=== Material for this task ===

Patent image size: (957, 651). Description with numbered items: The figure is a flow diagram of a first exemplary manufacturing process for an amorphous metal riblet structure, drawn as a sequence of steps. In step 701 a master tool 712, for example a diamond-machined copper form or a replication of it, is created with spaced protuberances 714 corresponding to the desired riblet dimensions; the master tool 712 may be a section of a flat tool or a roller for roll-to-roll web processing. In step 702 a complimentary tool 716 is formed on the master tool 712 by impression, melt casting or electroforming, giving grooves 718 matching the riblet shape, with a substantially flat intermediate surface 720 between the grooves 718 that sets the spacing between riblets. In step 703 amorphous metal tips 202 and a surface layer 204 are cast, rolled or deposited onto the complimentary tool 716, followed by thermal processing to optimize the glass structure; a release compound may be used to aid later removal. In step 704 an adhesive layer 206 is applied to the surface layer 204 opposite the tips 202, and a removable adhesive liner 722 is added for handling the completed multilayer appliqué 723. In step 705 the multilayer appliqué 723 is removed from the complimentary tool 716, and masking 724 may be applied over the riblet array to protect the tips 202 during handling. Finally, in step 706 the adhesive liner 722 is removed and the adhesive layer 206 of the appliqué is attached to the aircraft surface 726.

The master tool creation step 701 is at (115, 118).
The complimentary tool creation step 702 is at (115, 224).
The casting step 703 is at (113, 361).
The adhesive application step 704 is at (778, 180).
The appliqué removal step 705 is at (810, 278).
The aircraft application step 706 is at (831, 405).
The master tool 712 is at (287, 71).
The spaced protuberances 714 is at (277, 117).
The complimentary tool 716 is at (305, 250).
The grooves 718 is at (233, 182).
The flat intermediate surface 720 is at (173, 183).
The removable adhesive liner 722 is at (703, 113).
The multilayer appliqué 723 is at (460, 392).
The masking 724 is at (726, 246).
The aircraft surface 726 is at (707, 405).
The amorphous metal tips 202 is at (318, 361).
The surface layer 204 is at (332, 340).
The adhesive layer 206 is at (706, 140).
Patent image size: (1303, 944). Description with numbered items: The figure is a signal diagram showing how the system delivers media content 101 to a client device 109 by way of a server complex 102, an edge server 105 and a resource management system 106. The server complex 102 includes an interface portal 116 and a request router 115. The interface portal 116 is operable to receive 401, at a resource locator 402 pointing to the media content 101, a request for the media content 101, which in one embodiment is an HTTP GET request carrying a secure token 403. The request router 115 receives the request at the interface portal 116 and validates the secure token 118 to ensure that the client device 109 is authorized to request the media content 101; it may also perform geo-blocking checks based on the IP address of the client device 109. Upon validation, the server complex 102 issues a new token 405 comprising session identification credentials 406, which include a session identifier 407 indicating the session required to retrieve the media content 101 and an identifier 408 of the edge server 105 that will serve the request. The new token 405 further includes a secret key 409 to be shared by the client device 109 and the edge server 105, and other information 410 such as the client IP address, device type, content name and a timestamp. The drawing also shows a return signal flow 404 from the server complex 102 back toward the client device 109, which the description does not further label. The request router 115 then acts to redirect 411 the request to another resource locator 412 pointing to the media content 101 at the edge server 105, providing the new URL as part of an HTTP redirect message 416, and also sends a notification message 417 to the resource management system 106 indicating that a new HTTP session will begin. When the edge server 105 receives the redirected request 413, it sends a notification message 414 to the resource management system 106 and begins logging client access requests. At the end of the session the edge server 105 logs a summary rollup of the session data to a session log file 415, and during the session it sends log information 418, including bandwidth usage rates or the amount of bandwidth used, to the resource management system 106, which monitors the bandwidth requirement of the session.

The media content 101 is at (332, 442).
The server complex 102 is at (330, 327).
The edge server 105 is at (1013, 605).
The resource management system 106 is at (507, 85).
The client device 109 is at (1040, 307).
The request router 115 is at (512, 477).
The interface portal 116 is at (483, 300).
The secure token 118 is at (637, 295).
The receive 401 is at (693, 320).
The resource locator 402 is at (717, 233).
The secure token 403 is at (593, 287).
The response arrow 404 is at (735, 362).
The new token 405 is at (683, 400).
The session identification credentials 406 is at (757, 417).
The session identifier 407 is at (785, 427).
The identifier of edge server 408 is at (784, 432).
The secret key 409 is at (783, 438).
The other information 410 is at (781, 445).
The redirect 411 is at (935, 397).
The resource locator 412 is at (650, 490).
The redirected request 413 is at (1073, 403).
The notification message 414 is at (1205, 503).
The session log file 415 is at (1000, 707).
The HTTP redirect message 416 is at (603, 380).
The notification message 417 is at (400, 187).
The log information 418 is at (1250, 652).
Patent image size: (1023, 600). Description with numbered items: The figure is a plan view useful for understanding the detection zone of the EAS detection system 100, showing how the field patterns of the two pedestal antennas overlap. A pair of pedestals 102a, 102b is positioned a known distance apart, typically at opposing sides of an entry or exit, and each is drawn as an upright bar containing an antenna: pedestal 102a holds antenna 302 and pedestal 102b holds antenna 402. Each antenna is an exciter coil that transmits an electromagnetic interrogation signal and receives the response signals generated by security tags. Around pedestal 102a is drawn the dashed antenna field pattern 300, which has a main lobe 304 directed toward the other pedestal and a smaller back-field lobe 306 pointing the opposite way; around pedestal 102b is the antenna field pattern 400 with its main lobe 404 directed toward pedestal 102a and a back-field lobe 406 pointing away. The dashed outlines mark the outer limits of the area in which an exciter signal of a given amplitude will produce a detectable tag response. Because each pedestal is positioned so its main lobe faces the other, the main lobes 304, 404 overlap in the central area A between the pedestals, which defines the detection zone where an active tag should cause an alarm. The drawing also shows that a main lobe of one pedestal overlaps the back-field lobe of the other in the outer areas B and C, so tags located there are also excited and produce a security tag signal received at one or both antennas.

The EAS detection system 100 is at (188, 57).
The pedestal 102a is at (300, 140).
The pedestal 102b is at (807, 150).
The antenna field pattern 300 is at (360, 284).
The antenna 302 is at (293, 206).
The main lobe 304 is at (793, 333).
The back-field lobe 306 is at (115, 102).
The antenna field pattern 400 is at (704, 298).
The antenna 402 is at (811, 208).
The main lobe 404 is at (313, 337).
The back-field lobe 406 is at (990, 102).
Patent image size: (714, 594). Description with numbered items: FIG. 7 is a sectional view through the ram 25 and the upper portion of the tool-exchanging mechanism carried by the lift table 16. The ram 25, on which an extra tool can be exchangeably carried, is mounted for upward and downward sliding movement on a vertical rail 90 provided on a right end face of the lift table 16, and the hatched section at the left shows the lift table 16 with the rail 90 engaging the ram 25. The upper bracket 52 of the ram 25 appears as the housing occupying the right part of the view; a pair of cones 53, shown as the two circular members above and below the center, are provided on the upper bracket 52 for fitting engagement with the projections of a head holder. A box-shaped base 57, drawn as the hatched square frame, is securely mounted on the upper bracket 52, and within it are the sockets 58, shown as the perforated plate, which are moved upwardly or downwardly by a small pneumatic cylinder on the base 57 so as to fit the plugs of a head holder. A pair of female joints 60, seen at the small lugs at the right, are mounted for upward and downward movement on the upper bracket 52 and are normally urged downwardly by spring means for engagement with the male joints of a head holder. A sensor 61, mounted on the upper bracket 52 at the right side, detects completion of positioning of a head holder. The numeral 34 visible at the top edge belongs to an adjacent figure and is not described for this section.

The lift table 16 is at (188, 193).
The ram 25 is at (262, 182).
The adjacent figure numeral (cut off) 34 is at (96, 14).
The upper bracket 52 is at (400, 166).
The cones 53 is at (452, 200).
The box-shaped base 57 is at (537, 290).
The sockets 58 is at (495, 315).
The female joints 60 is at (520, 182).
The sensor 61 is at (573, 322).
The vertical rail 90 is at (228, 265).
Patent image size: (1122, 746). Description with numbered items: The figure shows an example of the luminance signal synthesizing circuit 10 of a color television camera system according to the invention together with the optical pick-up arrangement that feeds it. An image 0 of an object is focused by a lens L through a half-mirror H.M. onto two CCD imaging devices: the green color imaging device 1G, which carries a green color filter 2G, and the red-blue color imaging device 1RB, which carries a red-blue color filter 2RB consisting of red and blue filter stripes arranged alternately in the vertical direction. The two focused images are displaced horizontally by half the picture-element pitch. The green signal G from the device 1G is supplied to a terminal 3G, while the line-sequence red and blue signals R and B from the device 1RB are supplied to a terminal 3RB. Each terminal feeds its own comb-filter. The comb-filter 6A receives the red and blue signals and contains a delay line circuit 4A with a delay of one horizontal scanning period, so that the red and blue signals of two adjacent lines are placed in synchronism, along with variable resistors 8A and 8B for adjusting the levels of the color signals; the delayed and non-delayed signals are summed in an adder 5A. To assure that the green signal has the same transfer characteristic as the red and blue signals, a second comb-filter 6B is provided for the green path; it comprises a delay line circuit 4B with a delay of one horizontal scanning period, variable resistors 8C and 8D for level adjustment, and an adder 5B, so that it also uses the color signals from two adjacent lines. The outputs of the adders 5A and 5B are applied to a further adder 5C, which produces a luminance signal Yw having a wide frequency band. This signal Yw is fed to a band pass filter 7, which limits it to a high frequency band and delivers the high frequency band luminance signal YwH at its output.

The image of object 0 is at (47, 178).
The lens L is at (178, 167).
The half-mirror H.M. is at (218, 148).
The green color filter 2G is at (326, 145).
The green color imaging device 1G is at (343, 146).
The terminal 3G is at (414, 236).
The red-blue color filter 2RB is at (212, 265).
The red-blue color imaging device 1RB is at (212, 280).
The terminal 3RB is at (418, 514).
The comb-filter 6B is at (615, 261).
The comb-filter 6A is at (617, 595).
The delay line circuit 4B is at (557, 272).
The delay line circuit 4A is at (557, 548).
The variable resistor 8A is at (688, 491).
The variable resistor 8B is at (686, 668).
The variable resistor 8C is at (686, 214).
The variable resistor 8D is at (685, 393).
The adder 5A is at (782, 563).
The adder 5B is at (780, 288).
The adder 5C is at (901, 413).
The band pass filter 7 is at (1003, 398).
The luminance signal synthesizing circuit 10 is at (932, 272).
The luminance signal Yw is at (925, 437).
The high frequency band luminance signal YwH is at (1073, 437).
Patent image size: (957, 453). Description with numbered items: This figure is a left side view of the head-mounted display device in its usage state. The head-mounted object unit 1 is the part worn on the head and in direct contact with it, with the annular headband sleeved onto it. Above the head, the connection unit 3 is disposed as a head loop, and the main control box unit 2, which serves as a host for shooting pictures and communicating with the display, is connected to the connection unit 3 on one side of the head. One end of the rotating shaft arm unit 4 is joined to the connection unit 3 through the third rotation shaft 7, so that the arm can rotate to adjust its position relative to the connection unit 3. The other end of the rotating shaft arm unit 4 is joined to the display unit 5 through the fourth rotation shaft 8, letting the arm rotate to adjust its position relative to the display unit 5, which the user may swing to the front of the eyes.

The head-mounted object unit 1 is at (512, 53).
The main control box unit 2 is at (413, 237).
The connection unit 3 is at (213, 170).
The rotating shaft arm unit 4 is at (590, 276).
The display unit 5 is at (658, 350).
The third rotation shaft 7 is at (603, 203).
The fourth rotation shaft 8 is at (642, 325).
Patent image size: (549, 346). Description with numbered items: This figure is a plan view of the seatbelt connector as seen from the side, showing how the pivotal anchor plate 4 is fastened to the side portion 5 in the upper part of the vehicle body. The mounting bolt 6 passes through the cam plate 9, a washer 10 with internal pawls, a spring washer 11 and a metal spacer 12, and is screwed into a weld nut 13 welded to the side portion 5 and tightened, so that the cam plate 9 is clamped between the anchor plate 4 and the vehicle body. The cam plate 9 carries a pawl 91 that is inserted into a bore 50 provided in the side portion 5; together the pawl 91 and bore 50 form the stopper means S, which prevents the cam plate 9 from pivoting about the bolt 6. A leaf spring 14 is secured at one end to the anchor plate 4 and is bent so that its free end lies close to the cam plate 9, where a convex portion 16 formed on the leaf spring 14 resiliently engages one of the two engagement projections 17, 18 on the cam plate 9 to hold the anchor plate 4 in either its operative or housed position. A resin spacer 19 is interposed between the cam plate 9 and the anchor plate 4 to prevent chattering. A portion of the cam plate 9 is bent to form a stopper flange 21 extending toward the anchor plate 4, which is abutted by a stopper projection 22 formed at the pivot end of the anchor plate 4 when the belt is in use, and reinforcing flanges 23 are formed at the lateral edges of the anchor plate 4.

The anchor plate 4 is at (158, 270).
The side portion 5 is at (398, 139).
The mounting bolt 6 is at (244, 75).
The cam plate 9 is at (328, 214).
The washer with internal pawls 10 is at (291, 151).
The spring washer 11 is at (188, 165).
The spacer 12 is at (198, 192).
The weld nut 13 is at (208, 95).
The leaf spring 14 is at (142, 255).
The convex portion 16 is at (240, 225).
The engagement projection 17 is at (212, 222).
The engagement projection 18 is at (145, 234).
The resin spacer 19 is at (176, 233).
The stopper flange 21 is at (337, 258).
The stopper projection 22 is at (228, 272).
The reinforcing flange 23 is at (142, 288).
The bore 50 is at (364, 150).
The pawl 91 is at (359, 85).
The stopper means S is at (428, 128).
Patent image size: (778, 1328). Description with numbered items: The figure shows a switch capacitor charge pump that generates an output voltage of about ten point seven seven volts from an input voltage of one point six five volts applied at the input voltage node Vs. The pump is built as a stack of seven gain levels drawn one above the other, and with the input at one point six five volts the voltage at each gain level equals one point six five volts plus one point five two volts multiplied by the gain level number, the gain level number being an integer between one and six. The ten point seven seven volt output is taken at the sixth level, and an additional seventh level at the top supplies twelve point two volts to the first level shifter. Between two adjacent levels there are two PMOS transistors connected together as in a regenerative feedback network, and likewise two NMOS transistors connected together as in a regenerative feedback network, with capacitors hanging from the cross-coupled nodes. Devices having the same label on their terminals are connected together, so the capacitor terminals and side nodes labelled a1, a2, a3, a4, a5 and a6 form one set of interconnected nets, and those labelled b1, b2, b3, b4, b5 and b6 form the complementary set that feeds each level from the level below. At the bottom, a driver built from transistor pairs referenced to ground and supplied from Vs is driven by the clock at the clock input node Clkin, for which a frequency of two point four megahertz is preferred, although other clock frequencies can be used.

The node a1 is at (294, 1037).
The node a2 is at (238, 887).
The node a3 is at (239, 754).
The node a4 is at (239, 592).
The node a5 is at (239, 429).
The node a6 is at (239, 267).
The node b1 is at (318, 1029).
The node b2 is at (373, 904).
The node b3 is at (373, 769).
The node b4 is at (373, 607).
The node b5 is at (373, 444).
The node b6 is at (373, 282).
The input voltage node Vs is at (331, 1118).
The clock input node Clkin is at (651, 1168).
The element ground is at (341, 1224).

===

### What you need to do:
Recast the lines from the one containing "Patent image size: (549, 346)." up to and including the one containing "The stopper flange 21 is at (337, 258)." as a numbered list, leaving out any blank lines.

### Response to the task:
1. Patent image size: (549, 346). Description with numbered items: This figure is a plan view of the seatbelt connector as seen from the side, showing how the pivotal anchor plate 4 is fastened to the side portion 5 in the upper part of the vehicle body. The mounting bolt 6 passes through the cam plate 9, a washer 10 with internal pawls, a spring washer 11 and a metal spacer 12, and is screwed into a weld nut 13 welded to the side portion 5 and tightened, so that the cam plate 9 is clamped between the anchor plate 4 and the vehicle body. The cam plate 9 carries a pawl 91 that is inserted into a bore 50 provided in the side portion 5; together the pawl 91 and bore 50 form the stopper means S, which prevents the cam plate 9 from pivoting about the bolt 6. A leaf spring 14 is secured at one end to the anchor plate 4 and is bent so that its free end lies close to the cam plate 9, where a convex portion 16 formed on the leaf spring 14 resiliently engages one of the two engagement projections 17, 18 on the cam plate 9 to hold the anchor plate 4 in either its operative or housed position. A resin spacer 19 is interposed between the cam plate 9 and the anchor plate 4 to prevent chattering. A portion of the cam plate 9 is bent to form a stopper flange 21 extending toward the anchor plate 4, which is abutted by a stopper projection 22 formed at the pivot end of the anchor plate 4 when the belt is in use, and reinforcing flanges 23 are formed at the lateral edges of the anchor plate 4.
2. The anchor plate 4 is at (158, 270).
3. The side portion 5 is at (398, 139).
4. The mounting bolt 6 is at (244, 75).
5. The cam plate 9 is at (328, 214).
6. The washer with internal pawls 10 is at (291, 151).
7. The spring washer 11 is at (188, 165).
8. The spacer 12 is at (198, 192).
9. The weld nut 13 is at (208, 95).
10. The leaf spring 14 is at (142, 255).
11. The convex portion 16 is at (240, 225).
12. The engagement projection 17 is at (212, 222).
13. The engagement projection 18 is at (145, 234).
14. The resin spacer 19 is at (176, 233).
15. The stopper flange 21 is at (337, 258).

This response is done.